-- start --

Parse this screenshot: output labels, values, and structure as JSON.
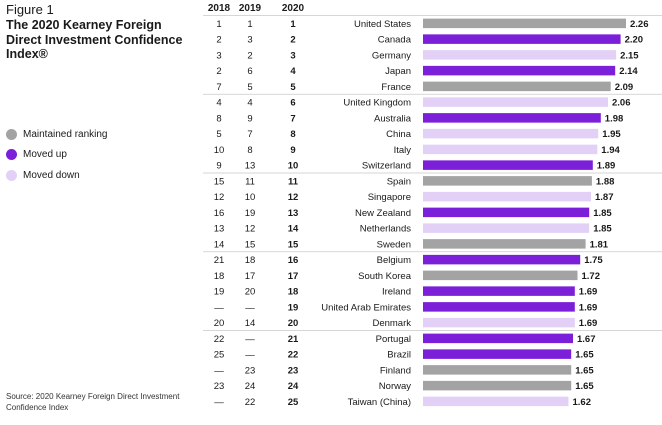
{
  "figure_label": "Figure 1",
  "title": "The 2020 Kearney Foreign Direct Investment Confidence Index®",
  "legend": [
    {
      "label": "Maintained ranking",
      "color": "#a3a3a3"
    },
    {
      "label": "Moved up",
      "color": "#7b1fd9"
    },
    {
      "label": "Moved down",
      "color": "#e3d0f7"
    }
  ],
  "source": "Source: 2020 Kearney Foreign Direct Investment Confidence Index",
  "columns": [
    "2018",
    "2019",
    "2020"
  ],
  "chart_data": {
    "type": "bar",
    "orientation": "horizontal",
    "categories": [
      "United States",
      "Canada",
      "Germany",
      "Japan",
      "France",
      "United Kingdom",
      "Australia",
      "China",
      "Italy",
      "Switzerland",
      "Spain",
      "Singapore",
      "New Zealand",
      "Netherlands",
      "Sweden",
      "Belgium",
      "South Korea",
      "Ireland",
      "United Arab Emirates",
      "Denmark",
      "Portugal",
      "Brazil",
      "Finland",
      "Norway",
      "Taiwan (China)"
    ],
    "values": [
      2.26,
      2.2,
      2.15,
      2.14,
      2.09,
      2.06,
      1.98,
      1.95,
      1.94,
      1.89,
      1.88,
      1.87,
      1.85,
      1.85,
      1.81,
      1.75,
      1.72,
      1.69,
      1.69,
      1.69,
      1.67,
      1.65,
      1.65,
      1.65,
      1.62
    ],
    "value_labels": [
      "2.26",
      "2.20",
      "2.15",
      "2.14",
      "2.09",
      "2.06",
      "1.98",
      "1.95",
      "1.94",
      "1.89",
      "1.88",
      "1.87",
      "1.85",
      "1.85",
      "1.81",
      "1.75",
      "1.72",
      "1.69",
      "1.69",
      "1.69",
      "1.67",
      "1.65",
      "1.65",
      "1.65",
      "1.62"
    ],
    "rank_2018": [
      "1",
      "2",
      "3",
      "2",
      "7",
      "4",
      "8",
      "5",
      "10",
      "9",
      "15",
      "12",
      "16",
      "13",
      "14",
      "21",
      "18",
      "19",
      "—",
      "20",
      "22",
      "25",
      "—",
      "23",
      "—"
    ],
    "rank_2019": [
      "1",
      "3",
      "2",
      "6",
      "5",
      "4",
      "9",
      "7",
      "8",
      "13",
      "11",
      "10",
      "19",
      "12",
      "15",
      "18",
      "17",
      "20",
      "—",
      "14",
      "—",
      "—",
      "23",
      "24",
      "22"
    ],
    "rank_2020": [
      "1",
      "2",
      "3",
      "4",
      "5",
      "6",
      "7",
      "8",
      "9",
      "10",
      "11",
      "12",
      "13",
      "14",
      "15",
      "16",
      "17",
      "18",
      "19",
      "20",
      "21",
      "22",
      "23",
      "24",
      "25"
    ],
    "status": [
      "maintained",
      "up",
      "down",
      "up",
      "maintained",
      "down",
      "up",
      "down",
      "down",
      "up",
      "maintained",
      "down",
      "up",
      "down",
      "maintained",
      "up",
      "maintained",
      "up",
      "up",
      "down",
      "up",
      "up",
      "maintained",
      "maintained",
      "down"
    ],
    "colors": {
      "maintained": "#a3a3a3",
      "up": "#7b1fd9",
      "down": "#e3d0f7"
    },
    "xlim": [
      0,
      2.26
    ],
    "grid": false
  }
}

-- end --

» **Directions for this task**: Skip the images and write out the rest of the listing exactly.

» **Reply**:
Parse this screenshot: output labels, values, and structure as JSON.
{
  "figure_label": "Figure 1",
  "title": "The 2020 Kearney Foreign Direct Investment Confidence Index®",
  "legend": [
    {
      "label": "Maintained ranking",
      "color": "#a3a3a3"
    },
    {
      "label": "Moved up",
      "color": "#7b1fd9"
    },
    {
      "label": "Moved down",
      "color": "#e3d0f7"
    }
  ],
  "source": "Source: 2020 Kearney Foreign Direct Investment Confidence Index",
  "columns": [
    "2018",
    "2019",
    "2020"
  ],
  "chart_data": {
    "type": "bar",
    "orientation": "horizontal",
    "categories": [
      "United States",
      "Canada",
      "Germany",
      "Japan",
      "France",
      "United Kingdom",
      "Australia",
      "China",
      "Italy",
      "Switzerland",
      "Spain",
      "Singapore",
      "New Zealand",
      "Netherlands",
      "Sweden",
      "Belgium",
      "South Korea",
      "Ireland",
      "United Arab Emirates",
      "Denmark",
      "Portugal",
      "Brazil",
      "Finland",
      "Norway",
      "Taiwan (China)"
    ],
    "values": [
      2.26,
      2.2,
      2.15,
      2.14,
      2.09,
      2.06,
      1.98,
      1.95,
      1.94,
      1.89,
      1.88,
      1.87,
      1.85,
      1.85,
      1.81,
      1.75,
      1.72,
      1.69,
      1.69,
      1.69,
      1.67,
      1.65,
      1.65,
      1.65,
      1.62
    ],
    "value_labels": [
      "2.26",
      "2.20",
      "2.15",
      "2.14",
      "2.09",
      "2.06",
      "1.98",
      "1.95",
      "1.94",
      "1.89",
      "1.88",
      "1.87",
      "1.85",
      "1.85",
      "1.81",
      "1.75",
      "1.72",
      "1.69",
      "1.69",
      "1.69",
      "1.67",
      "1.65",
      "1.65",
      "1.65",
      "1.62"
    ],
    "rank_2018": [
      "1",
      "2",
      "3",
      "2",
      "7",
      "4",
      "8",
      "5",
      "10",
      "9",
      "15",
      "12",
      "16",
      "13",
      "14",
      "21",
      "18",
      "19",
      "—",
      "20",
      "22",
      "25",
      "—",
      "23",
      "—"
    ],
    "rank_2019": [
      "1",
      "3",
      "2",
      "6",
      "5",
      "4",
      "9",
      "7",
      "8",
      "13",
      "11",
      "10",
      "19",
      "12",
      "15",
      "18",
      "17",
      "20",
      "—",
      "14",
      "—",
      "—",
      "23",
      "24",
      "22"
    ],
    "rank_2020": [
      "1",
      "2",
      "3",
      "4",
      "5",
      "6",
      "7",
      "8",
      "9",
      "10",
      "11",
      "12",
      "13",
      "14",
      "15",
      "16",
      "17",
      "18",
      "19",
      "20",
      "21",
      "22",
      "23",
      "24",
      "25"
    ],
    "status": [
      "maintained",
      "up",
      "down",
      "up",
      "maintained",
      "down",
      "up",
      "down",
      "down",
      "up",
      "maintained",
      "down",
      "up",
      "down",
      "maintained",
      "up",
      "maintained",
      "up",
      "up",
      "down",
      "up",
      "up",
      "maintained",
      "maintained",
      "down"
    ],
    "colors": {
      "maintained": "#a3a3a3",
      "up": "#7b1fd9",
      "down": "#e3d0f7"
    },
    "xlim": [
      0,
      2.26
    ],
    "grid": false
  }
}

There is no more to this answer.